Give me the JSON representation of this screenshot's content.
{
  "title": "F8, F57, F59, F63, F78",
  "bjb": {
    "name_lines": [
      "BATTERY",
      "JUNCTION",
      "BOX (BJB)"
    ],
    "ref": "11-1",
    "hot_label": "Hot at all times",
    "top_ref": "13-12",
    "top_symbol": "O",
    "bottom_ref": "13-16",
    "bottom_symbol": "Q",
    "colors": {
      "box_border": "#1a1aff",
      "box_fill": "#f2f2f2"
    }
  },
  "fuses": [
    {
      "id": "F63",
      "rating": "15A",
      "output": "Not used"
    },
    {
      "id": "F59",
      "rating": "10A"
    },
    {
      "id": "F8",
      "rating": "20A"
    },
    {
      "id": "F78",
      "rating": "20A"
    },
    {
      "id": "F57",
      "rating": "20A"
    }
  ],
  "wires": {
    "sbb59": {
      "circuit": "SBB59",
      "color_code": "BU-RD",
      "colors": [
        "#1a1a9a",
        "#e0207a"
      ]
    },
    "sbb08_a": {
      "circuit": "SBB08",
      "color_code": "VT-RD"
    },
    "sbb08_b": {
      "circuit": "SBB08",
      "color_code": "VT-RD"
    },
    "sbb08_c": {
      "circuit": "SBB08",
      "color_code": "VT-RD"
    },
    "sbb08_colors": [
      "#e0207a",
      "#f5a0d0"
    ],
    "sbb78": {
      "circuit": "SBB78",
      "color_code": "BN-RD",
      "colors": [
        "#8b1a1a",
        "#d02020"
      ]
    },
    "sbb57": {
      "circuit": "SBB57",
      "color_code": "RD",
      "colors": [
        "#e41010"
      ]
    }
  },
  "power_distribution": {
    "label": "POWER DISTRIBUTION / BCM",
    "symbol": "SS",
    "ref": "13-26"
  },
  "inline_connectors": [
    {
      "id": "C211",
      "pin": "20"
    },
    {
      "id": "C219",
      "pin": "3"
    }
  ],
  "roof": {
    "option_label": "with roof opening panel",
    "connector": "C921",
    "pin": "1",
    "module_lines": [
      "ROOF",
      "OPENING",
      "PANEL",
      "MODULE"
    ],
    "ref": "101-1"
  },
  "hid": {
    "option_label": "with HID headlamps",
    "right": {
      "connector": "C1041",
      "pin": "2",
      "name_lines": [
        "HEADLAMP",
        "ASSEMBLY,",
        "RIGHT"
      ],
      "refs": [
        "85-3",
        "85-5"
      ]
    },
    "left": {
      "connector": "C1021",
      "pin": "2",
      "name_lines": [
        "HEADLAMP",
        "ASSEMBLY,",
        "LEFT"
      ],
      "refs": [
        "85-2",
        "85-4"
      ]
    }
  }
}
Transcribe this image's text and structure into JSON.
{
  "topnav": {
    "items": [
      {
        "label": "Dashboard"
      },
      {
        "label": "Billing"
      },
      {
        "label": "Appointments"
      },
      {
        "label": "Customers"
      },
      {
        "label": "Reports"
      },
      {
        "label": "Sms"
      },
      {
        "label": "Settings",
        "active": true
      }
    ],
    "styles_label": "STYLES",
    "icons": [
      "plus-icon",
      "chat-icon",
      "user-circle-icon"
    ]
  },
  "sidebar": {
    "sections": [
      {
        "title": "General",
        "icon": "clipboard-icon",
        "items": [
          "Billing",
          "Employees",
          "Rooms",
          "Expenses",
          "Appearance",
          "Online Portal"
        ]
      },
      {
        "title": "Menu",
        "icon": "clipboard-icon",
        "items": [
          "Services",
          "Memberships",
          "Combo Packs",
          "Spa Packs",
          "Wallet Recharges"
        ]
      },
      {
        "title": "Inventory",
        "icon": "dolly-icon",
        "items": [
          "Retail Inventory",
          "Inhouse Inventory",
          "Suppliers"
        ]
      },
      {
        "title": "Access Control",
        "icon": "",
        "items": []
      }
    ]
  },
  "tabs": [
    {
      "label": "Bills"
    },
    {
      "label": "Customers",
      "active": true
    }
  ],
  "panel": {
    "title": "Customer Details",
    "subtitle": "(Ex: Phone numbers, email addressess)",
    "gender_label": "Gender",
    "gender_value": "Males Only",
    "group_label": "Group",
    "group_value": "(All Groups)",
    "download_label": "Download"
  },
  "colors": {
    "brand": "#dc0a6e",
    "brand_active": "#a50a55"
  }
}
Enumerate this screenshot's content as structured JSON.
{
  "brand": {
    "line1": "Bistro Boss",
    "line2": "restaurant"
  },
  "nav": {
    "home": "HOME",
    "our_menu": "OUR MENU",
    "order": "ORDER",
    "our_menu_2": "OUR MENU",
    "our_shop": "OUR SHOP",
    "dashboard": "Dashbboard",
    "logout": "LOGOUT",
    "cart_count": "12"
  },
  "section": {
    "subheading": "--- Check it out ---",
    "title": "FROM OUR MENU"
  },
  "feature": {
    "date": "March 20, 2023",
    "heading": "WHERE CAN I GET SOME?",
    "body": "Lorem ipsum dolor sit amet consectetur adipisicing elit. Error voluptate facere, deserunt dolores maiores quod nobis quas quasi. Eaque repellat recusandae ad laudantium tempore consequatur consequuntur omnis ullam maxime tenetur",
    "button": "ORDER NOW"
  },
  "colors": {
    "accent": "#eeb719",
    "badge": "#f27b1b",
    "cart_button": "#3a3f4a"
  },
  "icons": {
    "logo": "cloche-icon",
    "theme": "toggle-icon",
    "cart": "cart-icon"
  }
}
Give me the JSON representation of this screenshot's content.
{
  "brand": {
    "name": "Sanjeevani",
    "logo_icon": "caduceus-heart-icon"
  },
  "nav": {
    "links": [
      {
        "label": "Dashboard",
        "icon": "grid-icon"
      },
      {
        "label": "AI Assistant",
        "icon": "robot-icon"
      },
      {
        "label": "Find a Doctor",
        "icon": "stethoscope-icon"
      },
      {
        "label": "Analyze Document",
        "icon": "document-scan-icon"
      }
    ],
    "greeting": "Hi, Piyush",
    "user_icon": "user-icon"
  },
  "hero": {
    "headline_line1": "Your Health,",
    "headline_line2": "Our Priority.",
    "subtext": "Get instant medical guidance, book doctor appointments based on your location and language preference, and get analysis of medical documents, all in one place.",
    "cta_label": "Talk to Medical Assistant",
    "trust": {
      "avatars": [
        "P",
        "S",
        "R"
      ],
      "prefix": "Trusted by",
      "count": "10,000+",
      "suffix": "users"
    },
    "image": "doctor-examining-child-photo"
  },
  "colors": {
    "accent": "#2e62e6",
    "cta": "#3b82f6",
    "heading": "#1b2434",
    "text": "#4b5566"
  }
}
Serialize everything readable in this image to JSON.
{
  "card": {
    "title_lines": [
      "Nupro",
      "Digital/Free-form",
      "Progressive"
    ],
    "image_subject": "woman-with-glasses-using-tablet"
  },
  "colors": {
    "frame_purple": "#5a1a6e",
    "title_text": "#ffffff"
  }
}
○ ○ ○ ○ ○
▶ _Task description_: Repeat the listing exactly, from its first line to its last.

▶ _Answer to the problem_:
Give me the JSON representation of this screenshot's content.
{
  "title": "F8, F57, F59, F63, F78",
  "bjb": {
    "name_lines": [
      "BATTERY",
      "JUNCTION",
      "BOX (BJB)"
    ],
    "ref": "11-1",
    "hot_label": "Hot at all times",
    "top_ref": "13-12",
    "top_symbol": "O",
    "bottom_ref": "13-16",
    "bottom_symbol": "Q",
    "colors": {
      "box_border": "#1a1aff",
      "box_fill": "#f2f2f2"
    }
  },
  "fuses": [
    {
      "id": "F63",
      "rating": "15A",
      "output": "Not used"
    },
    {
      "id": "F59",
      "rating": "10A"
    },
    {
      "id": "F8",
      "rating": "20A"
    },
    {
      "id": "F78",
      "rating": "20A"
    },
    {
      "id": "F57",
      "rating": "20A"
    }
  ],
  "wires": {
    "sbb59": {
      "circuit": "SBB59",
      "color_code": "BU-RD",
      "colors": [
        "#1a1a9a",
        "#e0207a"
      ]
    },
    "sbb08_a": {
      "circuit": "SBB08",
      "color_code": "VT-RD"
    },
    "sbb08_b": {
      "circuit": "SBB08",
      "color_code": "VT-RD"
    },
    "sbb08_c": {
      "circuit": "SBB08",
      "color_code": "VT-RD"
    },
    "sbb08_colors": [
      "#e0207a",
      "#f5a0d0"
    ],
    "sbb78": {
      "circuit": "SBB78",
      "color_code": "BN-RD",
      "colors": [
        "#8b1a1a",
        "#d02020"
      ]
    },
    "sbb57": {
      "circuit": "SBB57",
      "color_code": "RD",
      "colors": [
        "#e41010"
      ]
    }
  },
  "power_distribution": {
    "label": "POWER DISTRIBUTION / BCM",
    "symbol": "SS",
    "ref": "13-26"
  },
  "inline_connectors": [
    {
      "id": "C211",
      "pin": "20"
    },
    {
      "id": "C219",
      "pin": "3"
    }
  ],
  "roof": {
    "option_label": "with roof opening panel",
    "connector": "C921",
    "pin": "1",
    "module_lines": [
      "ROOF",
      "OPENING",
      "PANEL",
      "MODULE"
    ],
    "ref": "101-1"
  },
  "hid": {
    "option_label": "with HID headlamps",
    "right": {
      "connector": "C1041",
      "pin": "2",
      "name_lines": [
        "HEADLAMP",
        "ASSEMBLY,",
        "RIGHT"
      ],
      "refs": [
        "85-3",
        "85-5"
      ]
    },
    "left": {
      "connector": "C1021",
      "pin": "2",
      "name_lines": [
        "HEADLAMP",
        "ASSEMBLY,",
        "LEFT"
      ],
      "refs": [
        "85-2",
        "85-4"
      ]
    }
  }
}
Transcribe this image's text and structure into JSON.
{
  "topnav": {
    "items": [
      {
        "label": "Dashboard"
      },
      {
        "label": "Billing"
      },
      {
        "label": "Appointments"
      },
      {
        "label": "Customers"
      },
      {
        "label": "Reports"
      },
      {
        "label": "Sms"
      },
      {
        "label": "Settings",
        "active": true
      }
    ],
    "styles_label": "STYLES",
    "icons": [
      "plus-icon",
      "chat-icon",
      "user-circle-icon"
    ]
  },
  "sidebar": {
    "sections": [
      {
        "title": "General",
        "icon": "clipboard-icon",
        "items": [
          "Billing",
          "Employees",
          "Rooms",
          "Expenses",
          "Appearance",
          "Online Portal"
        ]
      },
      {
        "title": "Menu",
        "icon": "clipboard-icon",
        "items": [
          "Services",
          "Memberships",
          "Combo Packs",
          "Spa Packs",
          "Wallet Recharges"
        ]
      },
      {
        "title": "Inventory",
        "icon": "dolly-icon",
        "items": [
          "Retail Inventory",
          "Inhouse Inventory",
          "Suppliers"
        ]
      },
      {
        "title": "Access Control",
        "icon": "",
        "items": []
      }
    ]
  },
  "tabs": [
    {
      "label": "Bills"
    },
    {
      "label": "Customers",
      "active": true
    }
  ],
  "panel": {
    "title": "Customer Details",
    "subtitle": "(Ex: Phone numbers, email addressess)",
    "gender_label": "Gender",
    "gender_value": "Males Only",
    "group_label": "Group",
    "group_value": "(All Groups)",
    "download_label": "Download"
  },
  "colors": {
    "brand": "#dc0a6e",
    "brand_active": "#a50a55"
  }
}
Enumerate this screenshot's content as structured JSON.
{
  "brand": {
    "line1": "Bistro Boss",
    "line2": "restaurant"
  },
  "nav": {
    "home": "HOME",
    "our_menu": "OUR MENU",
    "order": "ORDER",
    "our_menu_2": "OUR MENU",
    "our_shop": "OUR SHOP",
    "dashboard": "Dashbboard",
    "logout": "LOGOUT",
    "cart_count": "12"
  },
  "section": {
    "subheading": "--- Check it out ---",
    "title": "FROM OUR MENU"
  },
  "feature": {
    "date": "March 20, 2023",
    "heading": "WHERE CAN I GET SOME?",
    "body": "Lorem ipsum dolor sit amet consectetur adipisicing elit. Error voluptate facere, deserunt dolores maiores quod nobis quas quasi. Eaque repellat recusandae ad laudantium tempore consequatur consequuntur omnis ullam maxime tenetur",
    "button": "ORDER NOW"
  },
  "colors": {
    "accent": "#eeb719",
    "badge": "#f27b1b",
    "cart_button": "#3a3f4a"
  },
  "icons": {
    "logo": "cloche-icon",
    "theme": "toggle-icon",
    "cart": "cart-icon"
  }
}
Give me the JSON representation of this screenshot's content.
{
  "brand": {
    "name": "Sanjeevani",
    "logo_icon": "caduceus-heart-icon"
  },
  "nav": {
    "links": [
      {
        "label": "Dashboard",
        "icon": "grid-icon"
      },
      {
        "label": "AI Assistant",
        "icon": "robot-icon"
      },
      {
        "label": "Find a Doctor",
        "icon": "stethoscope-icon"
      },
      {
        "label": "Analyze Document",
        "icon": "document-scan-icon"
      }
    ],
    "greeting": "Hi, Piyush",
    "user_icon": "user-icon"
  },
  "hero": {
    "headline_line1": "Your Health,",
    "headline_line2": "Our Priority.",
    "subtext": "Get instant medical guidance, book doctor appointments based on your location and language preference, and get analysis of medical documents, all in one place.",
    "cta_label": "Talk to Medical Assistant",
    "trust": {
      "avatars": [
        "P",
        "S",
        "R"
      ],
      "prefix": "Trusted by",
      "count": "10,000+",
      "suffix": "users"
    },
    "image": "doctor-examining-child-photo"
  },
  "colors": {
    "accent": "#2e62e6",
    "cta": "#3b82f6",
    "heading": "#1b2434",
    "text": "#4b5566"
  }
}
Serialize everything readable in this image to JSON.
{
  "card": {
    "title_lines": [
      "Nupro",
      "Digital/Free-form",
      "Progressive"
    ],
    "image_subject": "woman-with-glasses-using-tablet"
  },
  "colors": {
    "frame_purple": "#5a1a6e",
    "title_text": "#ffffff"
  }
}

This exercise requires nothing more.